[Given entries start]
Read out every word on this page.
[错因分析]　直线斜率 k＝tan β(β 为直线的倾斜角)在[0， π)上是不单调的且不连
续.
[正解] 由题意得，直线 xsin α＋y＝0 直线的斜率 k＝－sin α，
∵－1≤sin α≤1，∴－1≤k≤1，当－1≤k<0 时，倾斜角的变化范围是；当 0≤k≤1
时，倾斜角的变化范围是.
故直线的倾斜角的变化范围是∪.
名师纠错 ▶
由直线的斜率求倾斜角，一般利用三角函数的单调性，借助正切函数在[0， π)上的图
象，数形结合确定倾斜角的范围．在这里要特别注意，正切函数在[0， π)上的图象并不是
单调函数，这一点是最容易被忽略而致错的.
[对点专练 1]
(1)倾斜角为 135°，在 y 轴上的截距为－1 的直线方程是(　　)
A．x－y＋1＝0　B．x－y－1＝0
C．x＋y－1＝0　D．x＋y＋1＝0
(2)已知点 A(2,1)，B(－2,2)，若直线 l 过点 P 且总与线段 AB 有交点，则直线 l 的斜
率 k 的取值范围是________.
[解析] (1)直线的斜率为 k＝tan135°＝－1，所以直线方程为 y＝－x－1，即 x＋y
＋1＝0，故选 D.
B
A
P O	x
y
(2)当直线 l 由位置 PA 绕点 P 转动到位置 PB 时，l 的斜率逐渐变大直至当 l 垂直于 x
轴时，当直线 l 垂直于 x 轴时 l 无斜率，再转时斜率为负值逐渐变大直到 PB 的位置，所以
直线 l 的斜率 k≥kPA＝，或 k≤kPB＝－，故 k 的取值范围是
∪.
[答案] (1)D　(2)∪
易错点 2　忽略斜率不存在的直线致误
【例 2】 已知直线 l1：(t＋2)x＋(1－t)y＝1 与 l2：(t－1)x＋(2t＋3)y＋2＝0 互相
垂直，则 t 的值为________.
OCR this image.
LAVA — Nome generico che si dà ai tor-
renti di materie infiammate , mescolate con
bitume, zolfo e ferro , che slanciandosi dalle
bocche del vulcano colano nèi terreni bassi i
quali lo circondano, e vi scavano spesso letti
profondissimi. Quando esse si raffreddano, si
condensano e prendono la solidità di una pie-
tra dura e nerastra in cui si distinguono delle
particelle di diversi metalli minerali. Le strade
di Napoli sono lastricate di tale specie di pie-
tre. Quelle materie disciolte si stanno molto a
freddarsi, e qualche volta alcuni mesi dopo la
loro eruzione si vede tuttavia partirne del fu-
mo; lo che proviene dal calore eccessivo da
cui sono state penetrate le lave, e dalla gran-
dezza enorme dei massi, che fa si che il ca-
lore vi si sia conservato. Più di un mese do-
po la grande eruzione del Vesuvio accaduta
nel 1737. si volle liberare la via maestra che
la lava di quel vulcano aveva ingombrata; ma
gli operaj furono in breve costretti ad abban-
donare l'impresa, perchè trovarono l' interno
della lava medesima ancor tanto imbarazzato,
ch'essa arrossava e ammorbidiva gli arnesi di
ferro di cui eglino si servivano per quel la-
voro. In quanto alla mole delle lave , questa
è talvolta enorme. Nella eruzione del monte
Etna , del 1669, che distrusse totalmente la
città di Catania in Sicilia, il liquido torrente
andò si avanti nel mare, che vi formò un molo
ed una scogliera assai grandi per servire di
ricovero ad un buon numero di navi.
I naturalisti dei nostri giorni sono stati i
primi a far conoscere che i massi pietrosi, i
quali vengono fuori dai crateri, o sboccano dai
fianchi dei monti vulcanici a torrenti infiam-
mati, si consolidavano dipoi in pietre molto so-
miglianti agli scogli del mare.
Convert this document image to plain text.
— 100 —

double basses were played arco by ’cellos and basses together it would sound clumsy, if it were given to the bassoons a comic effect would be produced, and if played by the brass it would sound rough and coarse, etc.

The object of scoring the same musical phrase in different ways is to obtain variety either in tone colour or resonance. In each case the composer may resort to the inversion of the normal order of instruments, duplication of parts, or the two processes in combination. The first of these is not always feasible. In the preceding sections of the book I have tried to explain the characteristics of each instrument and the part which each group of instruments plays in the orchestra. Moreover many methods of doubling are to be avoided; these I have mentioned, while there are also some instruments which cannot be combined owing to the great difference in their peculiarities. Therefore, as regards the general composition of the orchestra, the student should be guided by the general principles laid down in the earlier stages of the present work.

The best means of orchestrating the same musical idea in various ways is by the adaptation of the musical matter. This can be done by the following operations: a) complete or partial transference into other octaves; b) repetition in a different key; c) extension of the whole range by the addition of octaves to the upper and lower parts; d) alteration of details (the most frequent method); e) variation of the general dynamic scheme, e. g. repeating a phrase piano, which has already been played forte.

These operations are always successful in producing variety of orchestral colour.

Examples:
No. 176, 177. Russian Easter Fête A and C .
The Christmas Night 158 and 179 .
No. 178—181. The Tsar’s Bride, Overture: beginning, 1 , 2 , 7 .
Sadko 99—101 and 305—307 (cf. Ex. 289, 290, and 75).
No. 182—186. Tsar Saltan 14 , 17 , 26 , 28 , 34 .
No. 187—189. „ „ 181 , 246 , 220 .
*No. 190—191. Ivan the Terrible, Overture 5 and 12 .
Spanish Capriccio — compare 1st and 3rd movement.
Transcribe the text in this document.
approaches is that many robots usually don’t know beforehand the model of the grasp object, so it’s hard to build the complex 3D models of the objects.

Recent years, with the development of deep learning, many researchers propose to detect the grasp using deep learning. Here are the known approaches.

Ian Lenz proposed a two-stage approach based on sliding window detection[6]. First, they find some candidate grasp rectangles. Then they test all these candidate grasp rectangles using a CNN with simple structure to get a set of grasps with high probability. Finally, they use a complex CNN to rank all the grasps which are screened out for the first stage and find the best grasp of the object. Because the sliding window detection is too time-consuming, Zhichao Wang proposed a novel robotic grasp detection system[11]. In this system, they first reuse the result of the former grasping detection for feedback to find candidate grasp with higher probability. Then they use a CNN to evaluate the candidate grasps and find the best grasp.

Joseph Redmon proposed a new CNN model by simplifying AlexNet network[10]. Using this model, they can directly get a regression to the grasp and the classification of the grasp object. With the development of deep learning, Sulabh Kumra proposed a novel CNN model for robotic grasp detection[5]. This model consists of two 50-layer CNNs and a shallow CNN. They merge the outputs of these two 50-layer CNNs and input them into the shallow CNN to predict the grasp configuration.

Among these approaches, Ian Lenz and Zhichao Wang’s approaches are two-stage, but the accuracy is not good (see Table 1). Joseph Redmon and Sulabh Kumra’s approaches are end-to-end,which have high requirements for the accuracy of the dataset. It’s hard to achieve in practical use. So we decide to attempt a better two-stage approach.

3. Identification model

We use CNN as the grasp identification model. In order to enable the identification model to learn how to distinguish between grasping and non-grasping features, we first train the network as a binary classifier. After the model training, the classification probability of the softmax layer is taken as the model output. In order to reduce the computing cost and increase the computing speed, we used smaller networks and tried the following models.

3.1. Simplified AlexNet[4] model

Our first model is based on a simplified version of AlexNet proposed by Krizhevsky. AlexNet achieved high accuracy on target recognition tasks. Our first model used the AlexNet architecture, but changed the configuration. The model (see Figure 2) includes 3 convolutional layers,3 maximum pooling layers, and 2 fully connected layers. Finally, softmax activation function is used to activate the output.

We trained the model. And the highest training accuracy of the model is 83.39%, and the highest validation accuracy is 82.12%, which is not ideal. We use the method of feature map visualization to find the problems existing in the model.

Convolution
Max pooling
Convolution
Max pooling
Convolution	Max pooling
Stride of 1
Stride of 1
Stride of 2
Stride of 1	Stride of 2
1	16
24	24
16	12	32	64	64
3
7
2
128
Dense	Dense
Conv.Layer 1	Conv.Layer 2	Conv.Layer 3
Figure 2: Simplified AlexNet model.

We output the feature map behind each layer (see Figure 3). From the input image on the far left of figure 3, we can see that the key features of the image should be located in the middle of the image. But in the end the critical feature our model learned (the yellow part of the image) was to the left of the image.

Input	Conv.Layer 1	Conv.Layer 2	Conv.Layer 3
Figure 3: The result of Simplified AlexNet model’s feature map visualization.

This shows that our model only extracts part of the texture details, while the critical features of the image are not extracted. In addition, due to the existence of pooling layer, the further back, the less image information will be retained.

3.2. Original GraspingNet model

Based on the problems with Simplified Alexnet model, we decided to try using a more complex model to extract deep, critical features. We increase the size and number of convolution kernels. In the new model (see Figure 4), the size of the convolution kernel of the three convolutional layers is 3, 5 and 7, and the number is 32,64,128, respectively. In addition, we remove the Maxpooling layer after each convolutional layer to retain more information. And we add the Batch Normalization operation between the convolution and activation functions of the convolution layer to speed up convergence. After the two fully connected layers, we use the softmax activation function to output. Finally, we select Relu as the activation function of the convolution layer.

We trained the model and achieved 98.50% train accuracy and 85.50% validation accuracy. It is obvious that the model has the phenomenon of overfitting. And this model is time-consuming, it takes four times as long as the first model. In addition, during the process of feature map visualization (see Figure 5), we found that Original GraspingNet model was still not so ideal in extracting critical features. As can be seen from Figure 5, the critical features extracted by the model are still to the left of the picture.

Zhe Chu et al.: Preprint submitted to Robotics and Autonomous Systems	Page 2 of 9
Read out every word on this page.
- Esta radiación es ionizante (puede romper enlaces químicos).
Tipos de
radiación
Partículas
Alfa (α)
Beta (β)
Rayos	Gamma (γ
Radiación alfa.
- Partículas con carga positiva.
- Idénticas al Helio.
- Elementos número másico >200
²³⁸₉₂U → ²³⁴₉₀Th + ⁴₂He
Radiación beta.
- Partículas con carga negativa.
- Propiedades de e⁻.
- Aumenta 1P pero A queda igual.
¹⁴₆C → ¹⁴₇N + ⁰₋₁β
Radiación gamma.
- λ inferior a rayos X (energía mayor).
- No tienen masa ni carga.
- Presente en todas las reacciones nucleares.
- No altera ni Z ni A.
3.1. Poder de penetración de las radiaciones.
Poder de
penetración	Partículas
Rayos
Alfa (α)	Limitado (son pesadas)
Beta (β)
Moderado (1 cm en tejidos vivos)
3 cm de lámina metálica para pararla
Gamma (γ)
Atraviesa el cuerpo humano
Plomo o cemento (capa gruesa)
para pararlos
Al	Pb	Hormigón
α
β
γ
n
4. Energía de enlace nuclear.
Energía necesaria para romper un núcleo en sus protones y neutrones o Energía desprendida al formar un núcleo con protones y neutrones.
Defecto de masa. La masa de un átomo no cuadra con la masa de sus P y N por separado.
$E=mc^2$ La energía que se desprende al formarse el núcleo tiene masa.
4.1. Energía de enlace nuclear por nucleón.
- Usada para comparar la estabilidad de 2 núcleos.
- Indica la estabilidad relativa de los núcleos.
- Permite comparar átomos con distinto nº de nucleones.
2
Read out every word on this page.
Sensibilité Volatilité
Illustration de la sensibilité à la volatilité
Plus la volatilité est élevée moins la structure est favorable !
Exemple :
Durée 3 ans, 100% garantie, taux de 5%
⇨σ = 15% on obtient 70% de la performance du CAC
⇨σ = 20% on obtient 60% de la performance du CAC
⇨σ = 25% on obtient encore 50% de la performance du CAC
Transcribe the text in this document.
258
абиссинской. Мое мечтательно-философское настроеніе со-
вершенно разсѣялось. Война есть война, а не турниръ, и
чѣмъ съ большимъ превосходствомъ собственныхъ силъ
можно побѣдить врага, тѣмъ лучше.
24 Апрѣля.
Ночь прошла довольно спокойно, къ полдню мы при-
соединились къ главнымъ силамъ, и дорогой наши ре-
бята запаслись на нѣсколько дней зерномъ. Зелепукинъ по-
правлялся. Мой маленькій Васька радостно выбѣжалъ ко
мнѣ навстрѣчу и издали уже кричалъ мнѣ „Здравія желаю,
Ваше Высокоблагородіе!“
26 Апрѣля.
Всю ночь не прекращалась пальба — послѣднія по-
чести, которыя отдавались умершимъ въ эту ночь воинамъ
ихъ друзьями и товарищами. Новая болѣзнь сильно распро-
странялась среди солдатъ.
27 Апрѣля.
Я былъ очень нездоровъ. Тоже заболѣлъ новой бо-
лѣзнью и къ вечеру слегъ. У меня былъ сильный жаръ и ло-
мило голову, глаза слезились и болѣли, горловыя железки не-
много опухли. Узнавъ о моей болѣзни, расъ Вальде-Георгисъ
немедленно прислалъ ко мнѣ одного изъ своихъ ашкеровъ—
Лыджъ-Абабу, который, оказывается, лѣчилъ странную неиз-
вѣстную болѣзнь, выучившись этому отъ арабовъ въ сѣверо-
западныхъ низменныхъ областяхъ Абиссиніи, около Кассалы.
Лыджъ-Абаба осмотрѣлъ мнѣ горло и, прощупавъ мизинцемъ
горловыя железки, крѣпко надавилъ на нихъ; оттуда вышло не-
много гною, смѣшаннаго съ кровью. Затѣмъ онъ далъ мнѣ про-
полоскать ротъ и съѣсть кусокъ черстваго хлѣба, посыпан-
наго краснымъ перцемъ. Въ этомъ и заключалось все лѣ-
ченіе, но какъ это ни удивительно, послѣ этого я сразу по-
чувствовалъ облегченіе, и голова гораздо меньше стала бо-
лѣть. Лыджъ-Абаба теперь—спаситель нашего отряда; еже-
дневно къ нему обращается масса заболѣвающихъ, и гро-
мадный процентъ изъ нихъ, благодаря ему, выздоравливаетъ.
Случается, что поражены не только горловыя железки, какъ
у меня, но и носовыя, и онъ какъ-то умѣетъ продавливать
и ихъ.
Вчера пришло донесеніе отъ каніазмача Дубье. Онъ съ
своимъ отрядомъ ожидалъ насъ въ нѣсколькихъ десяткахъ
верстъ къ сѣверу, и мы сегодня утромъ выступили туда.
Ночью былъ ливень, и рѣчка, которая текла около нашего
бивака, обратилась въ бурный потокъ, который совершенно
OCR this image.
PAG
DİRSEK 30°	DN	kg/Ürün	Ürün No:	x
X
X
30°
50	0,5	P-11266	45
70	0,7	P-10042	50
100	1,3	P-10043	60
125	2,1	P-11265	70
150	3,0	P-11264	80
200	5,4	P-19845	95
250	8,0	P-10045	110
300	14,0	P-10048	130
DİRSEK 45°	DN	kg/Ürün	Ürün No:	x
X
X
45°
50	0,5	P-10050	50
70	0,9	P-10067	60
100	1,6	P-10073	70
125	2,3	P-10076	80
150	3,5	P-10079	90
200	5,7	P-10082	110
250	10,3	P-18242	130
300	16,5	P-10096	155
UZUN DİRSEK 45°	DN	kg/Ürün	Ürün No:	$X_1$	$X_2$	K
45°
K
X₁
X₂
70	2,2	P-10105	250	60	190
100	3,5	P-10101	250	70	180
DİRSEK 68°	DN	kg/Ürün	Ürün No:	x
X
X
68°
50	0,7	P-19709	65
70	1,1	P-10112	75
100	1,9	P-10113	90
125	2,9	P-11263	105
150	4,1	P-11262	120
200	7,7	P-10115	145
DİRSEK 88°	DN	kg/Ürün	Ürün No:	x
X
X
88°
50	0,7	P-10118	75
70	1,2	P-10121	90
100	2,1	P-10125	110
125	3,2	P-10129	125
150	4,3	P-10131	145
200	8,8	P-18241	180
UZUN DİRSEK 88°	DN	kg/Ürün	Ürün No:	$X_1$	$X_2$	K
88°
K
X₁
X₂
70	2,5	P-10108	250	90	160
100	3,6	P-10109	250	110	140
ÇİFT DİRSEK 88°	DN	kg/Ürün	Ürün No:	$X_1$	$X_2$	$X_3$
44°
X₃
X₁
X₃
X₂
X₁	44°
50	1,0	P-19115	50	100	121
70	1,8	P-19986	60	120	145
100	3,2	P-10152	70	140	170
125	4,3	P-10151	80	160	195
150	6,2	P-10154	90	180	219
[Given entries end]
What you should do ▸ Search the records for the word "carga". Copy every line that has it.

Output of the task ▸
- Partículas con carga positiva.
- Partículas con carga negativa.
- No tienen masa ni carga.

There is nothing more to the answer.